> DIRECTIVE
The records below are to be quoted in full; please keep every word exact.

Extracted data entries:

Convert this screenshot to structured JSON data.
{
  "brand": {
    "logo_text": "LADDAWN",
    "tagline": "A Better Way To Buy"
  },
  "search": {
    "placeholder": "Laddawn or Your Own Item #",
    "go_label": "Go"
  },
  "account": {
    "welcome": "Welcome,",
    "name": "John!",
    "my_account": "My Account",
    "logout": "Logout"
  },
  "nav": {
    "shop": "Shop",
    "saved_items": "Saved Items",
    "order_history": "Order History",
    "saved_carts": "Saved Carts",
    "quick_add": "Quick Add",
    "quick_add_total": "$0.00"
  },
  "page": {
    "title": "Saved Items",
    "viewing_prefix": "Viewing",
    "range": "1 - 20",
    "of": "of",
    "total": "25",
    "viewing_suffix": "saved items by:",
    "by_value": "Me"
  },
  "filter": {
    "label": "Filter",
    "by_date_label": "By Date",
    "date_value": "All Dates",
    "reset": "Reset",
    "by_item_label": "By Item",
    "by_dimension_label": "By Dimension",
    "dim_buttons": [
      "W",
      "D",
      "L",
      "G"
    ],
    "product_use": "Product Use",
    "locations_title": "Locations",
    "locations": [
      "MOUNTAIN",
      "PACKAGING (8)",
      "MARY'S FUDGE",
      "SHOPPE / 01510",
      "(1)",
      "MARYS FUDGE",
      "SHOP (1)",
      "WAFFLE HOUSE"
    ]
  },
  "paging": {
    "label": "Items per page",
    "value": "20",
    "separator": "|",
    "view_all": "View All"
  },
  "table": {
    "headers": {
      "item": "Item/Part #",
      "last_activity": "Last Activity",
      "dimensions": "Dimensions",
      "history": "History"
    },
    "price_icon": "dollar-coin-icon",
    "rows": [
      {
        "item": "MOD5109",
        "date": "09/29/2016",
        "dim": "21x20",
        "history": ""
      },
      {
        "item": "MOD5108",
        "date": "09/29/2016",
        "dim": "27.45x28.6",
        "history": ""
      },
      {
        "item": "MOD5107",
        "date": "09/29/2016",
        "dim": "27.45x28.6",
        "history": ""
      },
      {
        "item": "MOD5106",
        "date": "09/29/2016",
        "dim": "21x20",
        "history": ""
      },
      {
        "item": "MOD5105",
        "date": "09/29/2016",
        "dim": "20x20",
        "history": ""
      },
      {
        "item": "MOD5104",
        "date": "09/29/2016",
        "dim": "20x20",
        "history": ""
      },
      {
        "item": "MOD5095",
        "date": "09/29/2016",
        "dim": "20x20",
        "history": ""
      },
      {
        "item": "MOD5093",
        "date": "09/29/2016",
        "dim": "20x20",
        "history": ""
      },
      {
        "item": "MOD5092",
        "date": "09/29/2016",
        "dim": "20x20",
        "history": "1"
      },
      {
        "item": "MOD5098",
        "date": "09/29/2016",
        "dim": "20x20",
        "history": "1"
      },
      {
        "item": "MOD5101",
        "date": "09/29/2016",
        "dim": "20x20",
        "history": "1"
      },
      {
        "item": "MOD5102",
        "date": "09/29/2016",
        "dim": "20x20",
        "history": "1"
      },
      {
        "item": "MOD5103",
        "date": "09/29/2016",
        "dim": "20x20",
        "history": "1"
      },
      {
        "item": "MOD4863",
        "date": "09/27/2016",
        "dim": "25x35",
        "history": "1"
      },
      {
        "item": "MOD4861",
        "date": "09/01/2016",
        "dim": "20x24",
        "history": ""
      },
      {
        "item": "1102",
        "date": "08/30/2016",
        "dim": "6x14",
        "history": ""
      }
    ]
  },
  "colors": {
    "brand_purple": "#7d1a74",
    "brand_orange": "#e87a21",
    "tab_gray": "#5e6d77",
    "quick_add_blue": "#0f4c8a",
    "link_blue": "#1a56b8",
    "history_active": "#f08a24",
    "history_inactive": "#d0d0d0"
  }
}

> CORRECT RESPONSE
Convert this screenshot to structured JSON data.
{
  "brand": {
    "logo_text": "LADDAWN",
    "tagline": "A Better Way To Buy"
  },
  "search": {
    "placeholder": "Laddawn or Your Own Item #",
    "go_label": "Go"
  },
  "account": {
    "welcome": "Welcome,",
    "name": "John!",
    "my_account": "My Account",
    "logout": "Logout"
  },
  "nav": {
    "shop": "Shop",
    "saved_items": "Saved Items",
    "order_history": "Order History",
    "saved_carts": "Saved Carts",
    "quick_add": "Quick Add",
    "quick_add_total": "$0.00"
  },
  "page": {
    "title": "Saved Items",
    "viewing_prefix": "Viewing",
    "range": "1 - 20",
    "of": "of",
    "total": "25",
    "viewing_suffix": "saved items by:",
    "by_value": "Me"
  },
  "filter": {
    "label": "Filter",
    "by_date_label": "By Date",
    "date_value": "All Dates",
    "reset": "Reset",
    "by_item_label": "By Item",
    "by_dimension_label": "By Dimension",
    "dim_buttons": [
      "W",
      "D",
      "L",
      "G"
    ],
    "product_use": "Product Use",
    "locations_title": "Locations",
    "locations": [
      "MOUNTAIN",
      "PACKAGING (8)",
      "MARY'S FUDGE",
      "SHOPPE / 01510",
      "(1)",
      "MARYS FUDGE",
      "SHOP (1)",
      "WAFFLE HOUSE"
    ]
  },
  "paging": {
    "label": "Items per page",
    "value": "20",
    "separator": "|",
    "view_all": "View All"
  },
  "table": {
    "headers": {
      "item": "Item/Part #",
      "last_activity": "Last Activity",
      "dimensions": "Dimensions",
      "history": "History"
    },
    "price_icon": "dollar-coin-icon",
    "rows": [
      {
        "item": "MOD5109",
        "date": "09/29/2016",
        "dim": "21x20",
        "history": ""
      },
      {
        "item": "MOD5108",
        "date": "09/29/2016",
        "dim": "27.45x28.6",
        "history": ""
      },
      {
        "item": "MOD5107",
        "date": "09/29/2016",
        "dim": "27.45x28.6",
        "history": ""
      },
      {
        "item": "MOD5106",
        "date": "09/29/2016",
        "dim": "21x20",
        "history": ""
      },
      {
        "item": "MOD5105",
        "date": "09/29/2016",
        "dim": "20x20",
        "history": ""
      },
      {
        "item": "MOD5104",
        "date": "09/29/2016",
        "dim": "20x20",
        "history": ""
      },
      {
        "item": "MOD5095",
        "date": "09/29/2016",
        "dim": "20x20",
        "history": ""
      },
      {
        "item": "MOD5093",
        "date": "09/29/2016",
        "dim": "20x20",
        "history": ""
      },
      {
        "item": "MOD5092",
        "date": "09/29/2016",
        "dim": "20x20",
        "history": "1"
      },
      {
        "item": "MOD5098",
        "date": "09/29/2016",
        "dim": "20x20",
        "history": "1"
      },
      {
        "item": "MOD5101",
        "date": "09/29/2016",
        "dim": "20x20",
        "history": "1"
      },
      {
        "item": "MOD5102",
        "date": "09/29/2016",
        "dim": "20x20",
        "history": "1"
      },
      {
        "item": "MOD5103",
        "date": "09/29/2016",
        "dim": "20x20",
        "history": "1"
      },
      {
        "item": "MOD4863",
        "date": "09/27/2016",
        "dim": "25x35",
        "history": "1"
      },
      {
        "item": "MOD4861",
        "date": "09/01/2016",
        "dim": "20x24",
        "history": ""
      },
      {
        "item": "1102",
        "date": "08/30/2016",
        "dim": "6x14",
        "history": ""
      }
    ]
  },
  "colors": {
    "brand_purple": "#7d1a74",
    "brand_orange": "#e87a21",
    "tab_gray": "#5e6d77",
    "quick_add_blue": "#0f4c8a",
    "link_blue": "#1a56b8",
    "history_active": "#f08a24",
    "history_inactive": "#d0d0d0"
  }
}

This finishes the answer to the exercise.